The task: Repeat exactly each line of the data provided below.
((
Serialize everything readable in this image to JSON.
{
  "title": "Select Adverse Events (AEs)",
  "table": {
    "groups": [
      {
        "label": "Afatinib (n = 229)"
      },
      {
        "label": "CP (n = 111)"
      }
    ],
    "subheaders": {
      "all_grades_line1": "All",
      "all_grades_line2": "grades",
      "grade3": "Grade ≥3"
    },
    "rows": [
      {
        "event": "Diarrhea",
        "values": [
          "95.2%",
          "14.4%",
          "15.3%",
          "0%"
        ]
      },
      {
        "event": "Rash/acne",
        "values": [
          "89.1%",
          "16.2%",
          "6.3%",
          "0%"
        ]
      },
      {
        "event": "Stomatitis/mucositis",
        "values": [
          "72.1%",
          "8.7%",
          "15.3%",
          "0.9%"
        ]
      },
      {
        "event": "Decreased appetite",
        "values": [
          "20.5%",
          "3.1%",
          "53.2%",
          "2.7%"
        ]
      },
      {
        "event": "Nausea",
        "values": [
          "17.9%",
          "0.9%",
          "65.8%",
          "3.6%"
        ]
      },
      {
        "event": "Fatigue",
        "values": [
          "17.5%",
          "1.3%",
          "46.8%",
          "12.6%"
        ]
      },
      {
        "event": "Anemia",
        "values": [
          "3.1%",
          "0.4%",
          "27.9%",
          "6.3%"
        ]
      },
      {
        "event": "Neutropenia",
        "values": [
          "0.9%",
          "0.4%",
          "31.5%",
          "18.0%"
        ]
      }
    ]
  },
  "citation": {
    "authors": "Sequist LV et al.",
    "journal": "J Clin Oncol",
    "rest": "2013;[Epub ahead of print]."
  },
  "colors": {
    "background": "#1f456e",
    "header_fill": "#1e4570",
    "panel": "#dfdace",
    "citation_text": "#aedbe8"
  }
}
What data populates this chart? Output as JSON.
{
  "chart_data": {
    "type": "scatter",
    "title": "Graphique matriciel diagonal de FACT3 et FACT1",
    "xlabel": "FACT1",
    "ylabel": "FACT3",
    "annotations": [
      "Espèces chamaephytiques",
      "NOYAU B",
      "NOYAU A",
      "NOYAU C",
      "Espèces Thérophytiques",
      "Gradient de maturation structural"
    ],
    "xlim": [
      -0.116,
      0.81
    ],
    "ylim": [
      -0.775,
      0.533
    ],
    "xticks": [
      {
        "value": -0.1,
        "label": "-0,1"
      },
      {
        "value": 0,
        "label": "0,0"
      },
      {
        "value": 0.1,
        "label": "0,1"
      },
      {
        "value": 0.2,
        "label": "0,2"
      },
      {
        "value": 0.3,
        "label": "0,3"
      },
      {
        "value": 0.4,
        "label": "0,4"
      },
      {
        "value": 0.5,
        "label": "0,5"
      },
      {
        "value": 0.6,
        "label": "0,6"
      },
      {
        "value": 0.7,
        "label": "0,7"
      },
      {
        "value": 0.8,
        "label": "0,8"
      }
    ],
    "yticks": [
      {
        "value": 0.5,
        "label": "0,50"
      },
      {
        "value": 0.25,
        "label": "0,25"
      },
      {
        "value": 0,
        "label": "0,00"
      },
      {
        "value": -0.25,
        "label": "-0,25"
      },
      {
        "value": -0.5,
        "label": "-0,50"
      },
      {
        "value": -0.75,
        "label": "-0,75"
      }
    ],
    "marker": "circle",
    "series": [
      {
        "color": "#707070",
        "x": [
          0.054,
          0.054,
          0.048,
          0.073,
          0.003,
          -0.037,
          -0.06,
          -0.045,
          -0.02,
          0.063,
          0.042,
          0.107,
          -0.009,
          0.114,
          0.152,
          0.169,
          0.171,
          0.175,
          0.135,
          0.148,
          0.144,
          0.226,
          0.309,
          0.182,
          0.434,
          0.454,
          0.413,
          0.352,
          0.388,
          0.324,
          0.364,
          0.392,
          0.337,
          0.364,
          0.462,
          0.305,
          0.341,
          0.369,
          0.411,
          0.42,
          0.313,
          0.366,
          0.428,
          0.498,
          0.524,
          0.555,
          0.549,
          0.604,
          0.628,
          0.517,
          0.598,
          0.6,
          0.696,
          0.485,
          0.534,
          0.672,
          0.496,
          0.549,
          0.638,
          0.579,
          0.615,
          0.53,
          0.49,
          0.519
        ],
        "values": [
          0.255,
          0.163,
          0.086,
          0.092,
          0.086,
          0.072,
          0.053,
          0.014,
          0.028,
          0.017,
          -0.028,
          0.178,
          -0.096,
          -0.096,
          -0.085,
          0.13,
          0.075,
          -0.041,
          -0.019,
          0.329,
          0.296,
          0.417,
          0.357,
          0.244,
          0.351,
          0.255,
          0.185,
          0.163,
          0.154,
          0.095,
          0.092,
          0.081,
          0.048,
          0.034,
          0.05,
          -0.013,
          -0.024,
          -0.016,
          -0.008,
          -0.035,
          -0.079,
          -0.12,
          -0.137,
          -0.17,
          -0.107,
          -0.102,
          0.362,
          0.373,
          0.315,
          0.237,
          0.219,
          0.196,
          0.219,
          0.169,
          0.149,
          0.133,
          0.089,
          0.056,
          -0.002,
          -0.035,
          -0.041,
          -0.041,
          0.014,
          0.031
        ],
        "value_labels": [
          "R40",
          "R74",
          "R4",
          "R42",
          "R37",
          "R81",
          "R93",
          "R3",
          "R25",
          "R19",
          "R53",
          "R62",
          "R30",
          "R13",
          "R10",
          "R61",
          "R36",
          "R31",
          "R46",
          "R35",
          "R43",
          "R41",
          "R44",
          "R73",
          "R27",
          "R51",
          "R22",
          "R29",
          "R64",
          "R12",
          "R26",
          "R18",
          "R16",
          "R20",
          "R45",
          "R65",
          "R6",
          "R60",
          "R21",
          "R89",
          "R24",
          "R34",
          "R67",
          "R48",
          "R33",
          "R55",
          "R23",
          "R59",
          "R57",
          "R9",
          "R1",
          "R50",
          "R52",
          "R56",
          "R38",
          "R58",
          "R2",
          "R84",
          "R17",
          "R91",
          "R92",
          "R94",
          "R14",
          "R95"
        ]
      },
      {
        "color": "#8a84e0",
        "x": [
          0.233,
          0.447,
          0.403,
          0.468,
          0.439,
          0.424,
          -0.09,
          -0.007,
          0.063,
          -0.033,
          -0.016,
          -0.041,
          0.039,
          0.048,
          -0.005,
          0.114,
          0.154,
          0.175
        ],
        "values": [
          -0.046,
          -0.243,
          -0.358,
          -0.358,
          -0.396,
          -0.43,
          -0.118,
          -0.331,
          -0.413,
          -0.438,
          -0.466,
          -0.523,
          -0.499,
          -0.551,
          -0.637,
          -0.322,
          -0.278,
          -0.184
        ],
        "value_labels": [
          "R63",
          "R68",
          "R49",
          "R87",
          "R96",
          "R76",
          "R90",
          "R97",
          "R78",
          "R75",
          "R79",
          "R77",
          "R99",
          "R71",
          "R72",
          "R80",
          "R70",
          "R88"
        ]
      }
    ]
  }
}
))
Answer:
Serialize everything readable in this image to JSON.
{
  "title": "Select Adverse Events (AEs)",
  "table": {
    "groups": [
      {
        "label": "Afatinib (n = 229)"
      },
      {
        "label": "CP (n = 111)"
      }
    ],
    "subheaders": {
      "all_grades_line1": "All",
      "all_grades_line2": "grades",
      "grade3": "Grade ≥3"
    },
    "rows": [
      {
        "event": "Diarrhea",
        "values": [
          "95.2%",
          "14.4%",
          "15.3%",
          "0%"
        ]
      },
      {
        "event": "Rash/acne",
        "values": [
          "89.1%",
          "16.2%",
          "6.3%",
          "0%"
        ]
      },
      {
        "event": "Stomatitis/mucositis",
        "values": [
          "72.1%",
          "8.7%",
          "15.3%",
          "0.9%"
        ]
      },
      {
        "event": "Decreased appetite",
        "values": [
          "20.5%",
          "3.1%",
          "53.2%",
          "2.7%"
        ]
      },
      {
        "event": "Nausea",
        "values": [
          "17.9%",
          "0.9%",
          "65.8%",
          "3.6%"
        ]
      },
      {
        "event": "Fatigue",
        "values": [
          "17.5%",
          "1.3%",
          "46.8%",
          "12.6%"
        ]
      },
      {
        "event": "Anemia",
        "values": [
          "3.1%",
          "0.4%",
          "27.9%",
          "6.3%"
        ]
      },
      {
        "event": "Neutropenia",
        "values": [
          "0.9%",
          "0.4%",
          "31.5%",
          "18.0%"
        ]
      }
    ]
  },
  "citation": {
    "authors": "Sequist LV et al.",
    "journal": "J Clin Oncol",
    "rest": "2013;[Epub ahead of print]."
  },
  "colors": {
    "background": "#1f456e",
    "header_fill": "#1e4570",
    "panel": "#dfdace",
    "citation_text": "#aedbe8"
  }
}
What data populates this chart? Output as JSON.
{
  "chart_data": {
    "type": "scatter",
    "title": "Graphique matriciel diagonal de FACT3 et FACT1",
    "xlabel": "FACT1",
    "ylabel": "FACT3",
    "annotations": [
      "Espèces chamaephytiques",
      "NOYAU B",
      "NOYAU A",
      "NOYAU C",
      "Espèces Thérophytiques",
      "Gradient de maturation structural"
    ],
    "xlim": [
      -0.116,
      0.81
    ],
    "ylim": [
      -0.775,
      0.533
    ],
    "xticks": [
      {
        "value": -0.1,
        "label": "-0,1"
      },
      {
        "value": 0,
        "label": "0,0"
      },
      {
        "value": 0.1,
        "label": "0,1"
      },
      {
        "value": 0.2,
        "label": "0,2"
      },
      {
        "value": 0.3,
        "label": "0,3"
      },
      {
        "value": 0.4,
        "label": "0,4"
      },
      {
        "value": 0.5,
        "label": "0,5"
      },
      {
        "value": 0.6,
        "label": "0,6"
      },
      {
        "value": 0.7,
        "label": "0,7"
      },
      {
        "value": 0.8,
        "label": "0,8"
      }
    ],
    "yticks": [
      {
        "value": 0.5,
        "label": "0,50"
      },
      {
        "value": 0.25,
        "label": "0,25"
      },
      {
        "value": 0,
        "label": "0,00"
      },
      {
        "value": -0.25,
        "label": "-0,25"
      },
      {
        "value": -0.5,
        "label": "-0,50"
      },
      {
        "value": -0.75,
        "label": "-0,75"
      }
    ],
    "marker": "circle",
    "series": [
      {
        "color": "#707070",
        "x": [
          0.054,
          0.054,
          0.048,
          0.073,
          0.003,
          -0.037,
          -0.06,
          -0.045,
          -0.02,
          0.063,
          0.042,
          0.107,
          -0.009,
          0.114,
          0.152,
          0.169,
          0.171,
          0.175,
          0.135,
          0.148,
          0.144,
          0.226,
          0.309,
          0.182,
          0.434,
          0.454,
          0.413,
          0.352,
          0.388,
          0.324,
          0.364,
          0.392,
          0.337,
          0.364,
          0.462,
          0.305,
          0.341,
          0.369,
          0.411,
          0.42,
          0.313,
          0.366,
          0.428,
          0.498,
          0.524,
          0.555,
          0.549,
          0.604,
          0.628,
          0.517,
          0.598,
          0.6,
          0.696,
          0.485,
          0.534,
          0.672,
          0.496,
          0.549,
          0.638,
          0.579,
          0.615,
          0.53,
          0.49,
          0.519
        ],
        "values": [
          0.255,
          0.163,
          0.086,
          0.092,
          0.086,
          0.072,
          0.053,
          0.014,
          0.028,
          0.017,
          -0.028,
          0.178,
          -0.096,
          -0.096,
          -0.085,
          0.13,
          0.075,
          -0.041,
          -0.019,
          0.329,
          0.296,
          0.417,
          0.357,
          0.244,
          0.351,
          0.255,
          0.185,
          0.163,
          0.154,
          0.095,
          0.092,
          0.081,
          0.048,
          0.034,
          0.05,
          -0.013,
          -0.024,
          -0.016,
          -0.008,
          -0.035,
          -0.079,
          -0.12,
          -0.137,
          -0.17,
          -0.107,
          -0.102,
          0.362,
          0.373,
          0.315,
          0.237,
          0.219,
          0.196,
          0.219,
          0.169,
          0.149,
          0.133,
          0.089,
          0.056,
          -0.002,
          -0.035,
          -0.041,
          -0.041,
          0.014,
          0.031
        ],
        "value_labels": [
          "R40",
          "R74",
          "R4",
          "R42",
          "R37",
          "R81",
          "R93",
          "R3",
          "R25",
          "R19",
          "R53",
          "R62",
          "R30",
          "R13",
          "R10",
          "R61",
          "R36",
          "R31",
          "R46",
          "R35",
          "R43",
          "R41",
          "R44",
          "R73",
          "R27",
          "R51",
          "R22",
          "R29",
          "R64",
          "R12",
          "R26",
          "R18",
          "R16",
          "R20",
          "R45",
          "R65",
          "R6",
          "R60",
          "R21",
          "R89",
          "R24",
          "R34",
          "R67",
          "R48",
          "R33",
          "R55",
          "R23",
          "R59",
          "R57",
          "R9",
          "R1",
          "R50",
          "R52",
          "R56",
          "R38",
          "R58",
          "R2",
          "R84",
          "R17",
          "R91",
          "R92",
          "R94",
          "R14",
          "R95"
        ]
      },
      {
        "color": "#8a84e0",
        "x": [
          0.233,
          0.447,
          0.403,
          0.468,
          0.439,
          0.424,
          -0.09,
          -0.007,
          0.063,
          -0.033,
          -0.016,
          -0.041,
          0.039,
          0.048,
          -0.005,
          0.114,
          0.154,
          0.175
        ],
        "values": [
          -0.046,
          -0.243,
          -0.358,
          -0.358,
          -0.396,
          -0.43,
          -0.118,
          -0.331,
          -0.413,
          -0.438,
          -0.466,
          -0.523,
          -0.499,
          -0.551,
          -0.637,
          -0.322,
          -0.278,
          -0.184
        ],
        "value_labels": [
          "R63",
          "R68",
          "R49",
          "R87",
          "R96",
          "R76",
          "R90",
          "R97",
          "R78",
          "R75",
          "R79",
          "R77",
          "R99",
          "R71",
          "R72",
          "R80",
          "R70",
          "R88"
        ]
      }
    ]
  }
}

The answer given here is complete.